Task to carry out: Show all lines that include the string "crotch"; copy each one.

Records from a dataset
══════════════════════════════
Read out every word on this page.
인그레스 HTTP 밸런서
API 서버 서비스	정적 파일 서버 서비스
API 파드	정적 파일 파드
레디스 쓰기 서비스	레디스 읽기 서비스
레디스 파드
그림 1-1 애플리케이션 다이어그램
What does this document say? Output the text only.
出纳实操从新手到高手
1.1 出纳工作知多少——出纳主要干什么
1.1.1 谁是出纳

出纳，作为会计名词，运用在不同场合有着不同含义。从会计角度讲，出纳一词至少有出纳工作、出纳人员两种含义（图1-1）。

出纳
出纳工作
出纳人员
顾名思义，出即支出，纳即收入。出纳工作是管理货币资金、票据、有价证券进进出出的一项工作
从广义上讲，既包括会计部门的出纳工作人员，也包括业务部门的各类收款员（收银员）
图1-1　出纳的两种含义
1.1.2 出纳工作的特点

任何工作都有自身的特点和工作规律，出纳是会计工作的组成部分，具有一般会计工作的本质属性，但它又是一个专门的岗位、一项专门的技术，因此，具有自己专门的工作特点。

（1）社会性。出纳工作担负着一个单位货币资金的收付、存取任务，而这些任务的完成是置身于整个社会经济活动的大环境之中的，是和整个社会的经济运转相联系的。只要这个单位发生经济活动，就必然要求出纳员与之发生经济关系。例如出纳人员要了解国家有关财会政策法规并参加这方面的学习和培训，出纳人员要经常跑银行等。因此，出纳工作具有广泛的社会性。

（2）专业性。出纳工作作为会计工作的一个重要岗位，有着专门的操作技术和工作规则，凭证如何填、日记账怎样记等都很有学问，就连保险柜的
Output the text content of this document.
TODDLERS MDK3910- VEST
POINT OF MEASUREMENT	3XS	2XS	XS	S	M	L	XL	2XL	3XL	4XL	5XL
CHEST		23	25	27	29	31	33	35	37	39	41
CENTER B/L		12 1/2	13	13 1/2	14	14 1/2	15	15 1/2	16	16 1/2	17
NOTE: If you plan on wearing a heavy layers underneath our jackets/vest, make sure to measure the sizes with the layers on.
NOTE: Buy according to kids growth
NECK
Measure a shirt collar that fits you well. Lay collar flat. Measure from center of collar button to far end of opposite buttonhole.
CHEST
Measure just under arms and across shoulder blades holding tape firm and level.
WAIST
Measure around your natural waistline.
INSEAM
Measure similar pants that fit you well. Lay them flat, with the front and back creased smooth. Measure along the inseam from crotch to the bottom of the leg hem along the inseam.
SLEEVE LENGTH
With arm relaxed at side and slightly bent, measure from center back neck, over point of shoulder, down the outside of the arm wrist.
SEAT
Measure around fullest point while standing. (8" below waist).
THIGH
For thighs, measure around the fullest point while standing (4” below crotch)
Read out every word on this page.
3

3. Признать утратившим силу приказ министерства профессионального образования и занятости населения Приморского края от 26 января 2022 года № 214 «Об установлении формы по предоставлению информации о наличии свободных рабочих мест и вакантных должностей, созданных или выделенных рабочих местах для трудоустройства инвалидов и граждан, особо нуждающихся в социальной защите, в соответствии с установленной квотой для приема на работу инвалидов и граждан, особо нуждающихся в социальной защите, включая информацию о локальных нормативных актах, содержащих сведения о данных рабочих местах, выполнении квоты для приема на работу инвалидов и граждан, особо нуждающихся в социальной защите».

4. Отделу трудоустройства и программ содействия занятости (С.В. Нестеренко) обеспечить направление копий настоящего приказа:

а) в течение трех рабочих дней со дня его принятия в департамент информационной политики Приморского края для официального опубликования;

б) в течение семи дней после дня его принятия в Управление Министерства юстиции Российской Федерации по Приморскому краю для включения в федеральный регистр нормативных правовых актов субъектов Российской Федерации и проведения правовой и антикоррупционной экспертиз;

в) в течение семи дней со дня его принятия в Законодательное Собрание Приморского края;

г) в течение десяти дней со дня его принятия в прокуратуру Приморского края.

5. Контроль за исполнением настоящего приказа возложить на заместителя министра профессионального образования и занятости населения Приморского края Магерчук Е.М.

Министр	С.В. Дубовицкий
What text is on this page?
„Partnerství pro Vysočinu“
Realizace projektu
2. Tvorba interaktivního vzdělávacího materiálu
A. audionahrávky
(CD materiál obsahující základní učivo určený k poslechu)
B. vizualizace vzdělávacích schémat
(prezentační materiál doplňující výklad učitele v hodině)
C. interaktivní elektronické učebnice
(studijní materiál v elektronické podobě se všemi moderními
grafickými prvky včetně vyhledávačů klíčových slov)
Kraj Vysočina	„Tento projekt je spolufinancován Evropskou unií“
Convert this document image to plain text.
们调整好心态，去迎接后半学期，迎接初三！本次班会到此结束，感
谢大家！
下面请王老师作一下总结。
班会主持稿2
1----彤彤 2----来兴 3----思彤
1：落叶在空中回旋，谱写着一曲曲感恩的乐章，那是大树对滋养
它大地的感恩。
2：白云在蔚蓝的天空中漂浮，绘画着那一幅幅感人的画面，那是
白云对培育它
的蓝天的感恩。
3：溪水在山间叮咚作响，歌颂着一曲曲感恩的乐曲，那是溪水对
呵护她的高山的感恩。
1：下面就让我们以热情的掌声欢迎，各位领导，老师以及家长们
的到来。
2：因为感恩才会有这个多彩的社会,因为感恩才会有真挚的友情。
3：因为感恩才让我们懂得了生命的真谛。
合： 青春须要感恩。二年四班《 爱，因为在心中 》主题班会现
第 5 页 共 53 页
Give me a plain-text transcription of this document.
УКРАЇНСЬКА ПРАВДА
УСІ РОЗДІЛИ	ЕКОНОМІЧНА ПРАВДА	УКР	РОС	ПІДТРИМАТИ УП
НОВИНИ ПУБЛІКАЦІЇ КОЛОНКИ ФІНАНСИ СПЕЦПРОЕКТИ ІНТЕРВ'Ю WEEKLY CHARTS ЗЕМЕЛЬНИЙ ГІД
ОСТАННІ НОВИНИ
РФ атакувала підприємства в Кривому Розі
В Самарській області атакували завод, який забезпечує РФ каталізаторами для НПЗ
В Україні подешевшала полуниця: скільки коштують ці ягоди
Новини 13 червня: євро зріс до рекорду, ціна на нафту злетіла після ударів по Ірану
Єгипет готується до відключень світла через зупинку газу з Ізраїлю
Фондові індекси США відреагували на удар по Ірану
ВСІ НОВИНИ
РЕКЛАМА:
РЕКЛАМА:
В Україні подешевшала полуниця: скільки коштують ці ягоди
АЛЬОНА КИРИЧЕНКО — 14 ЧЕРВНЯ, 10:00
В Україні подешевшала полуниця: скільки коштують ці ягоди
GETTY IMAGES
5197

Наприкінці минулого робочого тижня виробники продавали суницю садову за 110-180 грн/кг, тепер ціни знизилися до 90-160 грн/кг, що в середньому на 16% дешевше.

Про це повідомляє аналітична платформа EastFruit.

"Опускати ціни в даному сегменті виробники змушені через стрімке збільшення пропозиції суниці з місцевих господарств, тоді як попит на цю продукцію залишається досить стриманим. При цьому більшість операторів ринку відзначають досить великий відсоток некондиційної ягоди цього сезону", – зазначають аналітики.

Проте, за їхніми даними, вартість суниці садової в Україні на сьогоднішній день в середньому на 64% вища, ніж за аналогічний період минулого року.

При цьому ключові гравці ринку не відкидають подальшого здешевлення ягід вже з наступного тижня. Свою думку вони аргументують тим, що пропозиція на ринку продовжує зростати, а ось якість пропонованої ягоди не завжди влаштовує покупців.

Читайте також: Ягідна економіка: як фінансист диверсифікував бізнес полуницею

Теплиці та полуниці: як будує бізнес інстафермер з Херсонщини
══════════════════════════════
Answer below:
Measure similar pants that fit you well. Lay them flat, with the front and back creased smooth. Measure along the inseam from crotch to the bottom of the leg hem along the inseam.
For thighs, measure around the fullest point while standing (4” below crotch)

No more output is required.